### Requirements
From the line with "Give me the" through the final line, transcribe the material below character for character; include no other lines.

Records from a collection:
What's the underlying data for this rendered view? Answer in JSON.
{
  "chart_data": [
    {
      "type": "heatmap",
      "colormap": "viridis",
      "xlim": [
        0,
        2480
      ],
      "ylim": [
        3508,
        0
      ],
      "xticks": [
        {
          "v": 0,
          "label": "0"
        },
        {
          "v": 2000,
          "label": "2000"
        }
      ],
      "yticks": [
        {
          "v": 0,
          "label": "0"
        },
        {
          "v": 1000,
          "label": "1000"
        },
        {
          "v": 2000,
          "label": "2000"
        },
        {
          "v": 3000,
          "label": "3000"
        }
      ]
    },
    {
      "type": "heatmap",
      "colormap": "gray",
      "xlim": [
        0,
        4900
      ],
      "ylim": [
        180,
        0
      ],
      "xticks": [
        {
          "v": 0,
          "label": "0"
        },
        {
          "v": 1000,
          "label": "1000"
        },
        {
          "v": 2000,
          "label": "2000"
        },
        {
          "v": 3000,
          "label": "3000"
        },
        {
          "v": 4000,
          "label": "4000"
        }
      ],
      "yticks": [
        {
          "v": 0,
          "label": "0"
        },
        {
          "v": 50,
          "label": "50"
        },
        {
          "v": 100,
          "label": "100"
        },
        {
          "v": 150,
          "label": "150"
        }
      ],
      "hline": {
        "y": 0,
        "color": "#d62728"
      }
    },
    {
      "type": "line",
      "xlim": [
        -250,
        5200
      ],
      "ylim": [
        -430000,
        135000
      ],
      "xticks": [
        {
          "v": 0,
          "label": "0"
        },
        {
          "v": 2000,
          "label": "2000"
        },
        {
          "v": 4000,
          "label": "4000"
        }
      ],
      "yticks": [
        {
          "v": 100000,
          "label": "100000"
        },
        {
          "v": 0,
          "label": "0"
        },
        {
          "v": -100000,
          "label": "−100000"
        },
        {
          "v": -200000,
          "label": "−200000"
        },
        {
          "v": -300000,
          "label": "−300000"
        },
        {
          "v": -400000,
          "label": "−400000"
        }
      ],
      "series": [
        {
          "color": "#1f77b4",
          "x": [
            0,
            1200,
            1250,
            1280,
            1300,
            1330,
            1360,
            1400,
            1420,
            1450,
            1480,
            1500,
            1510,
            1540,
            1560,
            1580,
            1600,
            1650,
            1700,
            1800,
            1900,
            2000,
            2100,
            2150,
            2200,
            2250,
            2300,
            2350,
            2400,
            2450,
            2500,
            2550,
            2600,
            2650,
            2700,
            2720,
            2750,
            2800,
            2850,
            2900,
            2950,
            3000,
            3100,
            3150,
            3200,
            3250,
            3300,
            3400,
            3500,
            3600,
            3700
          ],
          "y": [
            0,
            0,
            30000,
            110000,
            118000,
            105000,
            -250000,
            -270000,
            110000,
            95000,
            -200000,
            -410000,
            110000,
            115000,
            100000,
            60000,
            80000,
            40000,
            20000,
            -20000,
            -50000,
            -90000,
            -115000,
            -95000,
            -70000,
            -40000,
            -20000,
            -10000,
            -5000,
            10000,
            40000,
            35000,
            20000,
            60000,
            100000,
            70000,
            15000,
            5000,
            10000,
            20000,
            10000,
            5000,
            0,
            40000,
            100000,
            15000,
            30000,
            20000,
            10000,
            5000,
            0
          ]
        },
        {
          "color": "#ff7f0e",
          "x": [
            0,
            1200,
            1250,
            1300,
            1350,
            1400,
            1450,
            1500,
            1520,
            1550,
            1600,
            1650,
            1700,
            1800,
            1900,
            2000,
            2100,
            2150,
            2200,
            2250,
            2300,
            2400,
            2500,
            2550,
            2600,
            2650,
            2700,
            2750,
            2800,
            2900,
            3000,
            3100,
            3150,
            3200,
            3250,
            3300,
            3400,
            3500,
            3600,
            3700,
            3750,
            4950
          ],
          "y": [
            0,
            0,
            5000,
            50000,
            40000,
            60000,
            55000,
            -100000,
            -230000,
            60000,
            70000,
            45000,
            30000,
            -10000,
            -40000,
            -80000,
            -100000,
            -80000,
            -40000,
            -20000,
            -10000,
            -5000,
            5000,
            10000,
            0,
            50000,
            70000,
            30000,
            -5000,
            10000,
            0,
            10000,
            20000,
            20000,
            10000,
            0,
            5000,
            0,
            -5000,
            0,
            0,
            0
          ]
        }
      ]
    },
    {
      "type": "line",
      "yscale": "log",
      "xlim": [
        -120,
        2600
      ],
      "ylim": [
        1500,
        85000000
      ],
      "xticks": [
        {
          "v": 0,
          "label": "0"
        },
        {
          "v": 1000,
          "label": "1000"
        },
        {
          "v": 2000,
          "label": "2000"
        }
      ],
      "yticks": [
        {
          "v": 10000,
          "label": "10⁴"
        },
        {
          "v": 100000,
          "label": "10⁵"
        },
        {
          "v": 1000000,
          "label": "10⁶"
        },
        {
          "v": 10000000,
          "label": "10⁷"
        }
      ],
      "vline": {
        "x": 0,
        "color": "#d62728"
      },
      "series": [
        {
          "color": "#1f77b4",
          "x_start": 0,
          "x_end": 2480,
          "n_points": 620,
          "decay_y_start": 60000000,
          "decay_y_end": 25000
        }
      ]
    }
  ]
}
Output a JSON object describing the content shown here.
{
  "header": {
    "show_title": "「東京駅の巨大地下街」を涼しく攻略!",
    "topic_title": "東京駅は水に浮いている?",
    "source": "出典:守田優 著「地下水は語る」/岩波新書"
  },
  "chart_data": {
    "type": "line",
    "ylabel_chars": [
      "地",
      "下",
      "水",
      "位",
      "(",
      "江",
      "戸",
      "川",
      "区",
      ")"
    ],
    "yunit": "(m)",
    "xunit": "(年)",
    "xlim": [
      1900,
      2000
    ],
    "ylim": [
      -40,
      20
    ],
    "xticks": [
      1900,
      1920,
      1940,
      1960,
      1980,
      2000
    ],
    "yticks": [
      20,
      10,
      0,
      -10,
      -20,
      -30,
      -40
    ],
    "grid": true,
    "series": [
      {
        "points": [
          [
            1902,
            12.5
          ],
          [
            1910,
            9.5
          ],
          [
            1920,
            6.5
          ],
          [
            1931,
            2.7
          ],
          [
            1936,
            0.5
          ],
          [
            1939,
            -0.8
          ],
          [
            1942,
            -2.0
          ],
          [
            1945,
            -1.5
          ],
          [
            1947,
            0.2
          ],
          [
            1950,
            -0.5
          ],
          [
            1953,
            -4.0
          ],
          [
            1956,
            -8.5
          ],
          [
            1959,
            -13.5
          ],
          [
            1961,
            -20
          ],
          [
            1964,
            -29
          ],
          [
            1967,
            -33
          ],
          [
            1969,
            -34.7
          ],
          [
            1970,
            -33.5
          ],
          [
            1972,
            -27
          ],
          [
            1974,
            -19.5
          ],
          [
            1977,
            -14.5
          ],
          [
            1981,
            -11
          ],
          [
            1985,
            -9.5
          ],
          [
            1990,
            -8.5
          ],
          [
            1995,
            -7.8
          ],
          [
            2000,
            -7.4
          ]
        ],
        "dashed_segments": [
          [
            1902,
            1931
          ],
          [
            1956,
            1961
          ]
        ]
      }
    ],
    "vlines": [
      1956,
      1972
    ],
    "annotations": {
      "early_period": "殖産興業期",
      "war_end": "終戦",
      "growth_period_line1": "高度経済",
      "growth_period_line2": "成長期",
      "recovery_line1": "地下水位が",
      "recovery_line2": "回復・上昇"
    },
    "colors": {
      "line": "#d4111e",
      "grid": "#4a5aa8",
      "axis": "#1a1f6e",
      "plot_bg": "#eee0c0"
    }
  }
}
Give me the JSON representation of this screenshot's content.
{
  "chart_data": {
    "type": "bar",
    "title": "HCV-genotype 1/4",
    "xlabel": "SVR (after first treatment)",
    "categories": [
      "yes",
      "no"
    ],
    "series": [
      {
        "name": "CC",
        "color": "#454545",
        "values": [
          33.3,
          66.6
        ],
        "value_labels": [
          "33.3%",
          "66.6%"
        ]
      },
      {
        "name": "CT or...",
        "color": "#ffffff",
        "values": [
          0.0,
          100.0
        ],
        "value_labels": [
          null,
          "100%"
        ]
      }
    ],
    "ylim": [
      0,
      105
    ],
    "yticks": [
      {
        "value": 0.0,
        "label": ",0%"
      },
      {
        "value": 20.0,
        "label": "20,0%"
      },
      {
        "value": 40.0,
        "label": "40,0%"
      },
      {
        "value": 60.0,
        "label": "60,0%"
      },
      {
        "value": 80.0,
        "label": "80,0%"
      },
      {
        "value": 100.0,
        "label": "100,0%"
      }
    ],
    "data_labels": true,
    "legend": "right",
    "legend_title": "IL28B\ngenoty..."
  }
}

### Final result
Give me the JSON representation of this screenshot's content.
{
  "chart_data": {
    "type": "bar",
    "title": "HCV-genotype 1/4",
    "xlabel": "SVR (after first treatment)",
    "categories": [
      "yes",
      "no"
    ],
    "series": [
      {
        "name": "CC",
        "color": "#454545",
        "values": [
          33.3,
          66.6
        ],
        "value_labels": [
          "33.3%",
          "66.6%"
        ]
      },
      {
        "name": "CT or...",
        "color": "#ffffff",
        "values": [
          0.0,
          100.0
        ],
        "value_labels": [
          null,
          "100%"
        ]
      }
    ],
    "ylim": [
      0,
      105
    ],
    "yticks": [
      {
        "value": 0.0,
        "label": ",0%"
      },
      {
        "value": 20.0,
        "label": "20,0%"
      },
      {
        "value": 40.0,
        "label": "40,0%"
      },
      {
        "value": 60.0,
        "label": "60,0%"
      },
      {
        "value": 80.0,
        "label": "80,0%"
      },
      {
        "value": 100.0,
        "label": "100,0%"
      }
    ],
    "data_labels": true,
    "legend": "right",
    "legend_title": "IL28B\ngenoty..."
  }
}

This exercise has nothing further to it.